(Data excerpts)
-- Begin --

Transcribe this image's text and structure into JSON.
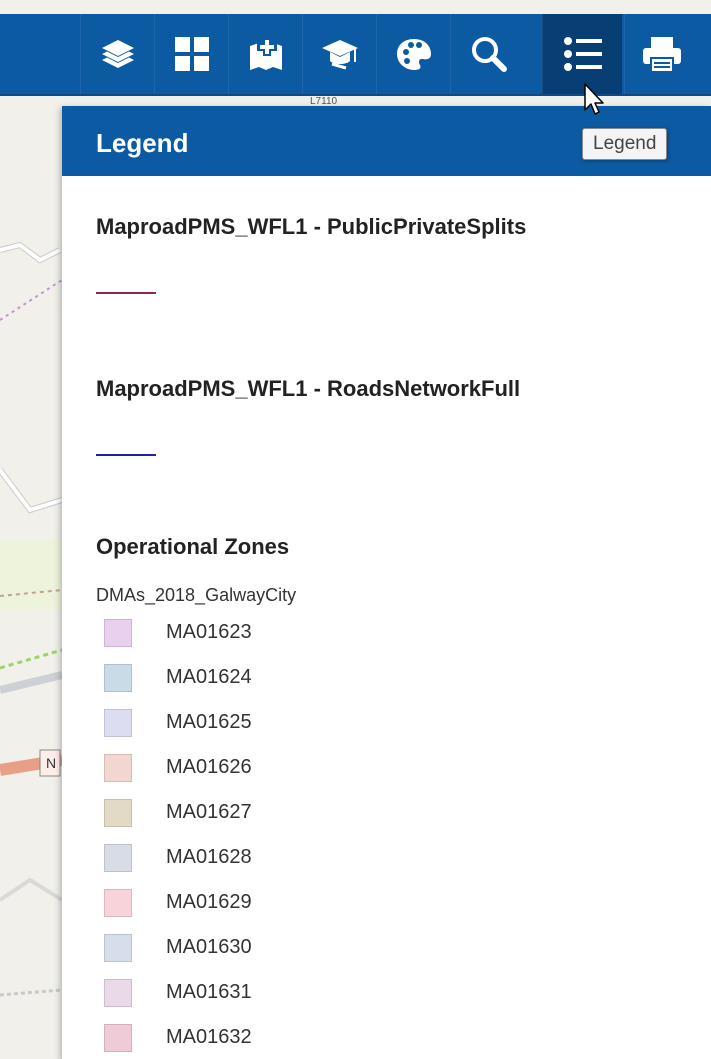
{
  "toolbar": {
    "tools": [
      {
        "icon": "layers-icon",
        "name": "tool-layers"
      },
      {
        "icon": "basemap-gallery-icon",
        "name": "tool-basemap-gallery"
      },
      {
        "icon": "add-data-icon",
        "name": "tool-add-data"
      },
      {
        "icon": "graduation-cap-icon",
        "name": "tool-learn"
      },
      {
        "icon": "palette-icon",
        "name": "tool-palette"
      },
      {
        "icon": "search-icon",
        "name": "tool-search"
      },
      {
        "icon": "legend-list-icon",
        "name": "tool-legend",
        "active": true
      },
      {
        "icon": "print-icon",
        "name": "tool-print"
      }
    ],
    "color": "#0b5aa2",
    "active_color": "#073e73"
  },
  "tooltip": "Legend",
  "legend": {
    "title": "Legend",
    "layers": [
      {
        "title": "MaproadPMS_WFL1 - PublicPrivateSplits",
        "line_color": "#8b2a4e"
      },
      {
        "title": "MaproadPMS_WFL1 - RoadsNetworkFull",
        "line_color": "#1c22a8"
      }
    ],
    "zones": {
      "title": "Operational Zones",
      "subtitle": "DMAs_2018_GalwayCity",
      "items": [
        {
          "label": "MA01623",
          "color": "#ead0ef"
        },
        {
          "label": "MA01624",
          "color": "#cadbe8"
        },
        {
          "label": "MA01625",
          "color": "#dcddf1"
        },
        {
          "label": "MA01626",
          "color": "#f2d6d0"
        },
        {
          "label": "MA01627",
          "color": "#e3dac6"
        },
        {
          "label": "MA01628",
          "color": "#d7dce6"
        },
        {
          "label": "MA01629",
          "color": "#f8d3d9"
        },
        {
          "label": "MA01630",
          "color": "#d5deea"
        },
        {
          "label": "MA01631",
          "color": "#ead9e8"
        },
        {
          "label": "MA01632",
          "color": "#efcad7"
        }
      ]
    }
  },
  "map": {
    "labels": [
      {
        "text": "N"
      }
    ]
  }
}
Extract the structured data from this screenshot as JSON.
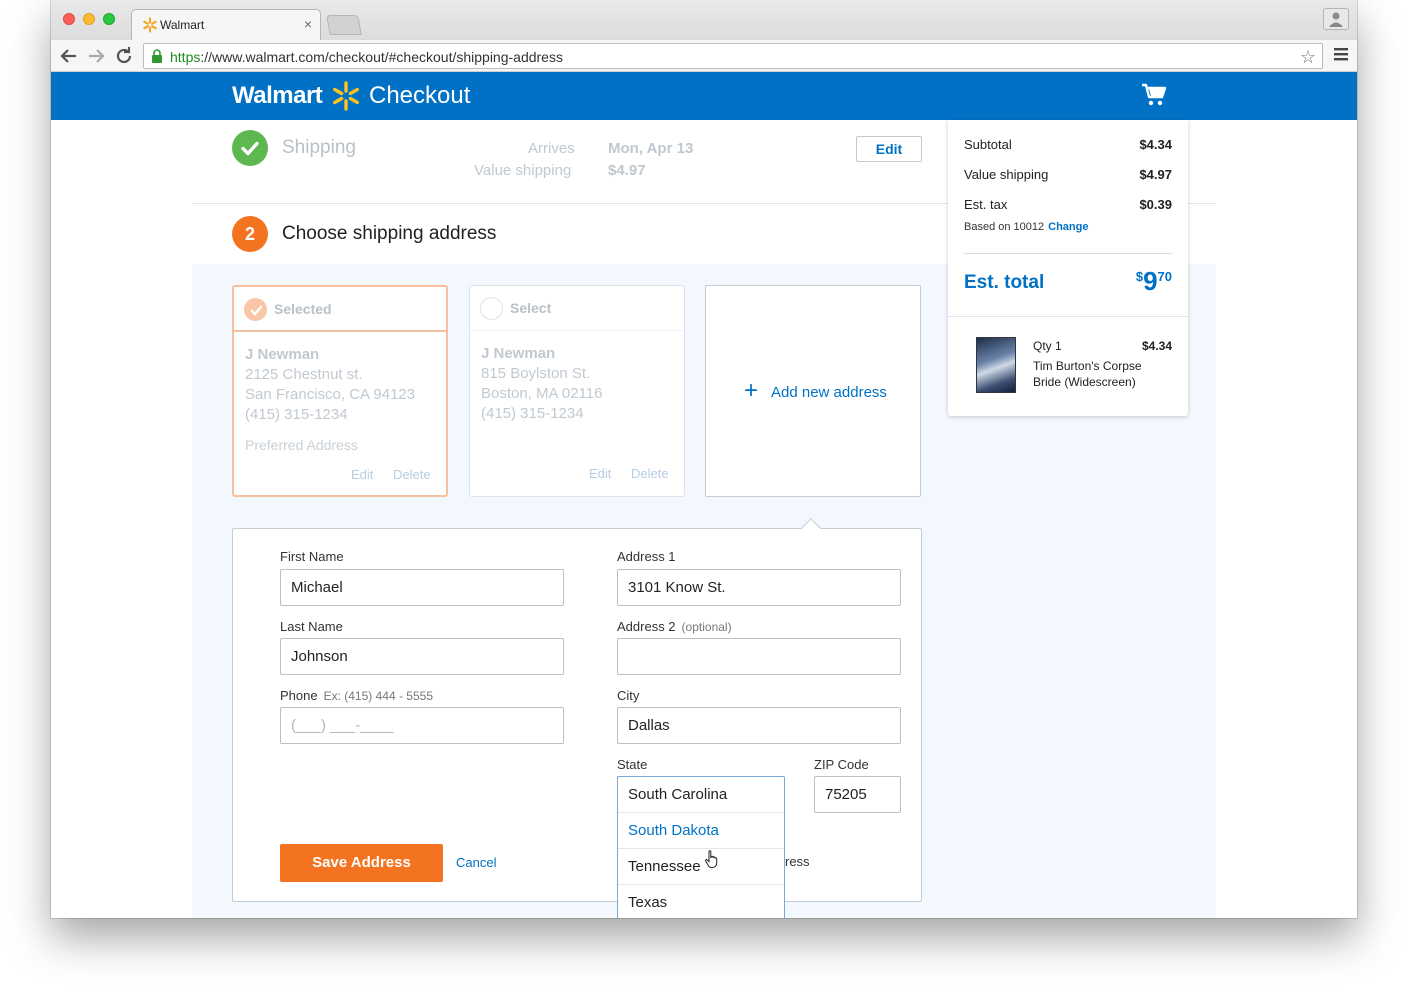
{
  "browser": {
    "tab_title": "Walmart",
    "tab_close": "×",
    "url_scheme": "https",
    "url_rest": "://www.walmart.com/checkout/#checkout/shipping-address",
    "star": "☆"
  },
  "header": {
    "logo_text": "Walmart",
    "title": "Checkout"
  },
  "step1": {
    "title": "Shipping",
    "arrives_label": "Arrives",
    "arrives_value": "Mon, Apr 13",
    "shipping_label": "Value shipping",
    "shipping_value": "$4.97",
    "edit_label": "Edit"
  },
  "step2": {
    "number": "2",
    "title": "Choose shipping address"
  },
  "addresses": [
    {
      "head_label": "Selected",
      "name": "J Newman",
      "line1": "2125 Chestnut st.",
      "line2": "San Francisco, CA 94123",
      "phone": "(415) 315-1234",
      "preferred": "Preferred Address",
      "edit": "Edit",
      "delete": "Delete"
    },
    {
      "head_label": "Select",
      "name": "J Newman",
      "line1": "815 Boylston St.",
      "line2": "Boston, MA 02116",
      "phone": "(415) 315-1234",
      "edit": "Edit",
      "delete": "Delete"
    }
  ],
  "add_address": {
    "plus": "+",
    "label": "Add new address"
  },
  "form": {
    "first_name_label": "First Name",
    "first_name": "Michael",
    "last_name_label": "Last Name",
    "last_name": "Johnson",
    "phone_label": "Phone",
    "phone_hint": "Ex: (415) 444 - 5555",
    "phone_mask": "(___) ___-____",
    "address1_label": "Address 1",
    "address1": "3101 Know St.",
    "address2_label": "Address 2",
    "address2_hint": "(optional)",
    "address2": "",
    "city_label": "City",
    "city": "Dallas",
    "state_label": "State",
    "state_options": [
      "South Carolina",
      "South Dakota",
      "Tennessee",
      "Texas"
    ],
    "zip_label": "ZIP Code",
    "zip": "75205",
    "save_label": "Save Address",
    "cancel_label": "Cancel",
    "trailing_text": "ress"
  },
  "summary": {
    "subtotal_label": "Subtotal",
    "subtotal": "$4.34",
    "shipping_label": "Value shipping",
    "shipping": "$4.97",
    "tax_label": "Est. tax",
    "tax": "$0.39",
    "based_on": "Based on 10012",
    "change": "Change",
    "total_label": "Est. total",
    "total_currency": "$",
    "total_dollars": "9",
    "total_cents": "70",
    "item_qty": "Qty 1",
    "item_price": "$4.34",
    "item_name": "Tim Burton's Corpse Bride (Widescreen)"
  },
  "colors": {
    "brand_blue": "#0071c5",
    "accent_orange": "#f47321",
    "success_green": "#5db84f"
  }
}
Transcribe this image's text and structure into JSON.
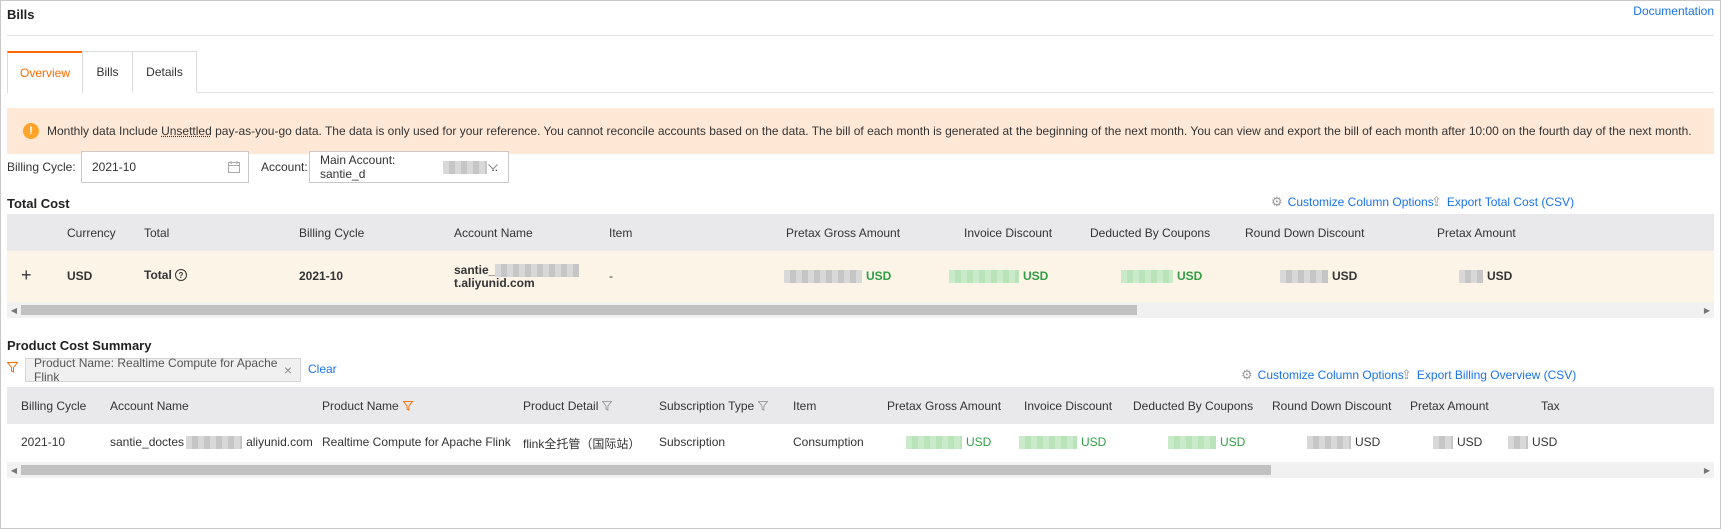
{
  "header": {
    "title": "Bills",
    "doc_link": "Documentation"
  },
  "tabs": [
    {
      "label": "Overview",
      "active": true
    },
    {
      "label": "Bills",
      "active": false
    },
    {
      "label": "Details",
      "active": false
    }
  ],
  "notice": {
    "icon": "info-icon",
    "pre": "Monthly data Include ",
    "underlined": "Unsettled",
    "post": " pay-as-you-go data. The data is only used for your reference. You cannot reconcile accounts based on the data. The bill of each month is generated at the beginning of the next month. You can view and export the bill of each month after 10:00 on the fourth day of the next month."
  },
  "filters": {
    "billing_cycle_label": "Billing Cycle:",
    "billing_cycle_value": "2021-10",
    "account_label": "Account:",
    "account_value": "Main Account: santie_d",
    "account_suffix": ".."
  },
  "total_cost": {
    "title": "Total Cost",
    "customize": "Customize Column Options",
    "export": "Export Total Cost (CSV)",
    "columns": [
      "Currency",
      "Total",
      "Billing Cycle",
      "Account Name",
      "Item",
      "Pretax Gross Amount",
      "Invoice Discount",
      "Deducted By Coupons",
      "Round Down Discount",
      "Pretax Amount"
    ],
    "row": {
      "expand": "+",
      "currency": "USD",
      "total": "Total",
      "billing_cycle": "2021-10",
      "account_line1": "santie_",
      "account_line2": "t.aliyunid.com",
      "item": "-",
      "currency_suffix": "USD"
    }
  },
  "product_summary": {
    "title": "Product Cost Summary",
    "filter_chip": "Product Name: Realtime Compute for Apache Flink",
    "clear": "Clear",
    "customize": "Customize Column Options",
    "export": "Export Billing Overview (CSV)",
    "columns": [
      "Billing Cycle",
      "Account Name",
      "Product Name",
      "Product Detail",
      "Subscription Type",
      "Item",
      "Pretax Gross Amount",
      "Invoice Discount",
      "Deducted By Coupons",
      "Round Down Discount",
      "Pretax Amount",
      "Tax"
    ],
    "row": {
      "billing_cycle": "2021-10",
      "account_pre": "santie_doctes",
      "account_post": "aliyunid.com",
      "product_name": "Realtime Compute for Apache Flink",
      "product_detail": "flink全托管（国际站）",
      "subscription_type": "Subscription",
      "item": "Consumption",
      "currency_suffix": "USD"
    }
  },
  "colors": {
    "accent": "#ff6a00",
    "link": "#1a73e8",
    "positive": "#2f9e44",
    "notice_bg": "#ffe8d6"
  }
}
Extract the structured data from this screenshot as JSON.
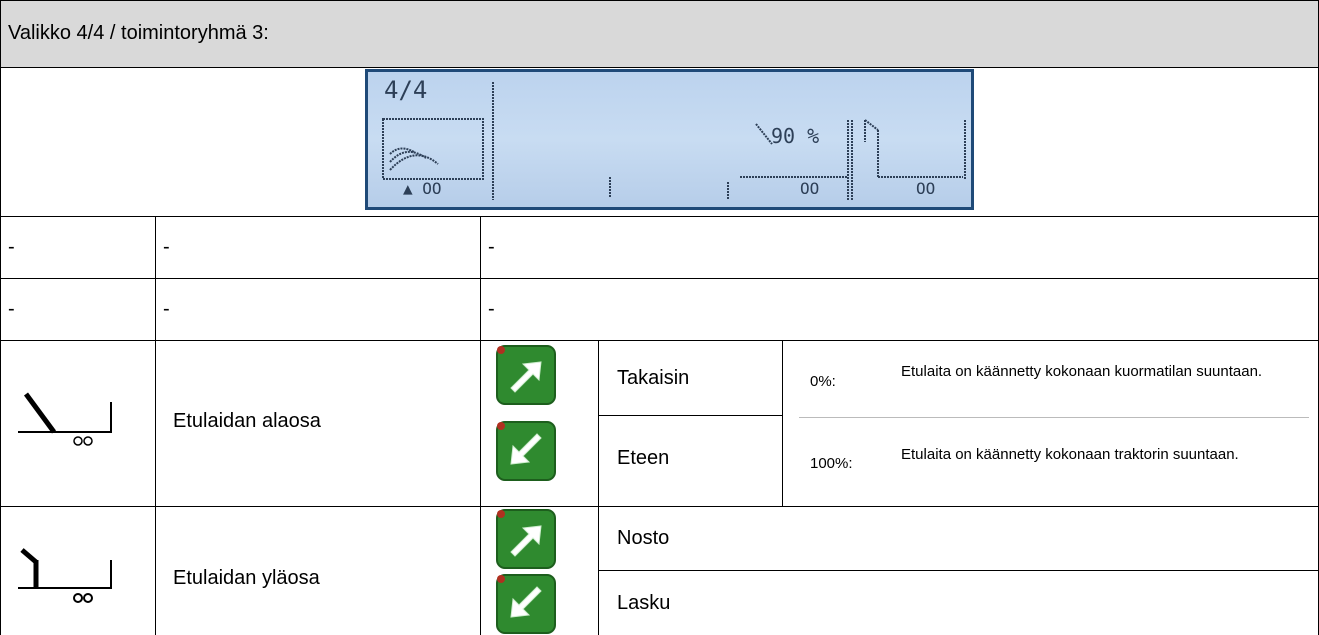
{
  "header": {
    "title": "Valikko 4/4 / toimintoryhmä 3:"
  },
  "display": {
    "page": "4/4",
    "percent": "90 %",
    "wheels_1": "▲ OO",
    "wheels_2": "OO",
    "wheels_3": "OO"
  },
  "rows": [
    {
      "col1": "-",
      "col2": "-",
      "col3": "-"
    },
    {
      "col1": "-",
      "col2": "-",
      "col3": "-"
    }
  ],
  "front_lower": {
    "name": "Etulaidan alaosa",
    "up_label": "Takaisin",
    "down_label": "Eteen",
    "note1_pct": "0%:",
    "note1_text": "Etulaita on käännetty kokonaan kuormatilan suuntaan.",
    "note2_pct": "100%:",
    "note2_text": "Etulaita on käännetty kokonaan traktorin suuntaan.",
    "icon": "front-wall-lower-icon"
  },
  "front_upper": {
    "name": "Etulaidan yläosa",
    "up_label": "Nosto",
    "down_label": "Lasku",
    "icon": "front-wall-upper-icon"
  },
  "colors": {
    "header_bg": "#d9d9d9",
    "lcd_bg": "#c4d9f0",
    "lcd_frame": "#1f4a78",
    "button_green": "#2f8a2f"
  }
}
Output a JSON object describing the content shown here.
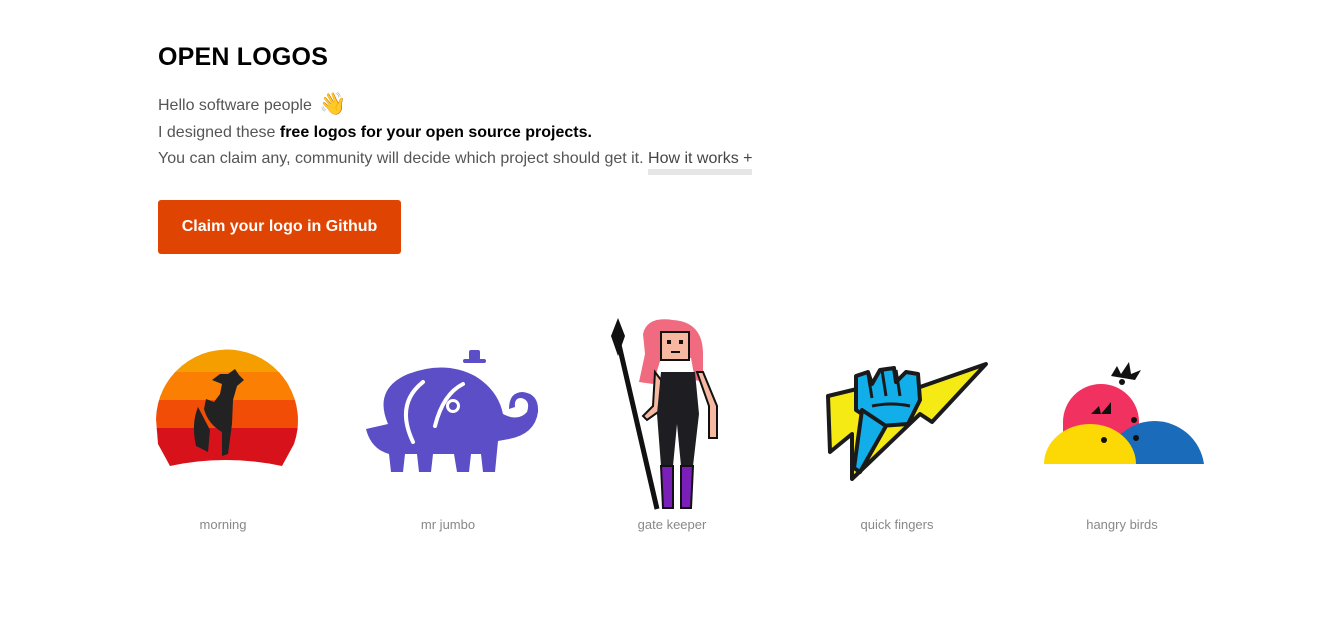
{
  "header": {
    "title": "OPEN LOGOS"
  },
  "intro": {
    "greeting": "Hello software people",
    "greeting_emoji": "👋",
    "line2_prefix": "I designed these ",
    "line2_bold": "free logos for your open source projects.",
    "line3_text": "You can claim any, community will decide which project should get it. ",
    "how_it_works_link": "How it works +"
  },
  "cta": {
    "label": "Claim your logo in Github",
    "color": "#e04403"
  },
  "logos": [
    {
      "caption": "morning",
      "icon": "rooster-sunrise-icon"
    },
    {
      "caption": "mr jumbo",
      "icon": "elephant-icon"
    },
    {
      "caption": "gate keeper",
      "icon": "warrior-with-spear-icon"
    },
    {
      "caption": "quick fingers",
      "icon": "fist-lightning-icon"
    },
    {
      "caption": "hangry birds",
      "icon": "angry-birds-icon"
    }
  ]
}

-- End --

▶ [Task prompt]:
State the number of lines in the data that include the string "kokonaan", and add nothing else.

▶ [Task output]:
2